[Collected data entries]
-----

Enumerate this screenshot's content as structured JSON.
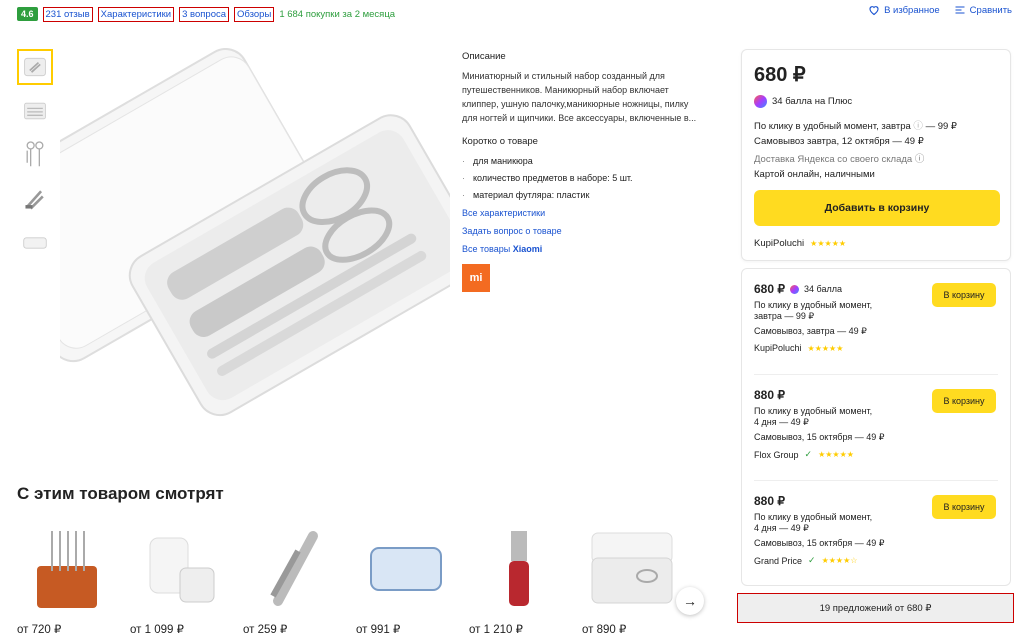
{
  "top": {
    "rating": "4.6",
    "reviews": "231 отзыв",
    "specs": "Характеристики",
    "questions": "3 вопроса",
    "overviews": "Обзоры",
    "purchases": "1 684 покупки за 2 месяца",
    "favorite": "В избранное",
    "compare": "Сравнить"
  },
  "description": {
    "title": "Описание",
    "text": "Миниатюрный и стильный набор созданный для путешественников. Маникюрный набор включает клиппер, ушную палочку,маникюрные ножницы, пилку для ногтей и щипчики. Все аксессуары, включенные в...",
    "brief_title": "Коротко о товаре",
    "features": [
      "для маникюра",
      "количество предметов в наборе: 5 шт.",
      "материал футляра: пластик"
    ],
    "all_specs": "Все характеристики",
    "ask": "Задать вопрос о товаре",
    "all_goods_prefix": "Все товары ",
    "brand": "Xiaomi",
    "brand_logo": "mi"
  },
  "buybox": {
    "price": "680 ₽",
    "plus": "34 балла на Плюс",
    "delivery1": "По клику в удобный момент, завтра",
    "delivery1_price": "— 99 ₽",
    "pickup": "Самовывоз завтра, 12 октября — 49 ₽",
    "yandex": "Доставка Яндекса со своего склада",
    "payment": "Картой онлайн, наличными",
    "add": "Добавить в корзину",
    "seller": "KupiPoluchi",
    "stars": "★★★★★"
  },
  "offers": [
    {
      "price": "680 ₽",
      "bonus": "34 балла",
      "l1": "По клику в удобный момент,",
      "l2": "завтра — 99 ₽",
      "l3": "Самовывоз, завтра — 49 ₽",
      "seller": "KupiPoluchi",
      "verified": false,
      "stars": "★★★★★",
      "btn": "В корзину"
    },
    {
      "price": "880 ₽",
      "bonus": "",
      "l1": "По клику в удобный момент,",
      "l2": "4 дня — 49 ₽",
      "l3": "Самовывоз, 15 октября — 49 ₽",
      "seller": "Flox Group",
      "verified": true,
      "stars": "★★★★★",
      "btn": "В корзину"
    },
    {
      "price": "880 ₽",
      "bonus": "",
      "l1": "По клику в удобный момент,",
      "l2": "4 дня — 49 ₽",
      "l3": "Самовывоз, 15 октября — 49 ₽",
      "seller": "Grand Price",
      "verified": true,
      "stars": "★★★★☆",
      "btn": "В корзину"
    }
  ],
  "all_offers": "19 предложений от 680 ₽",
  "recs_title": "С этим товаром смотрят",
  "recs": [
    {
      "price": "от 720 ₽"
    },
    {
      "price": "от 1 099 ₽"
    },
    {
      "price": "от 259 ₽"
    },
    {
      "price": "от 991 ₽"
    },
    {
      "price": "от 1 210 ₽"
    },
    {
      "price": "от 890 ₽"
    }
  ]
}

-----

DIRECTIONS FOR THIS TASK> Copy out each line of the entries that holds "KupiPoluchi".

SOLVED PROBLEM>
    "seller": "KupiPoluchi",
      "seller": "KupiPoluchi",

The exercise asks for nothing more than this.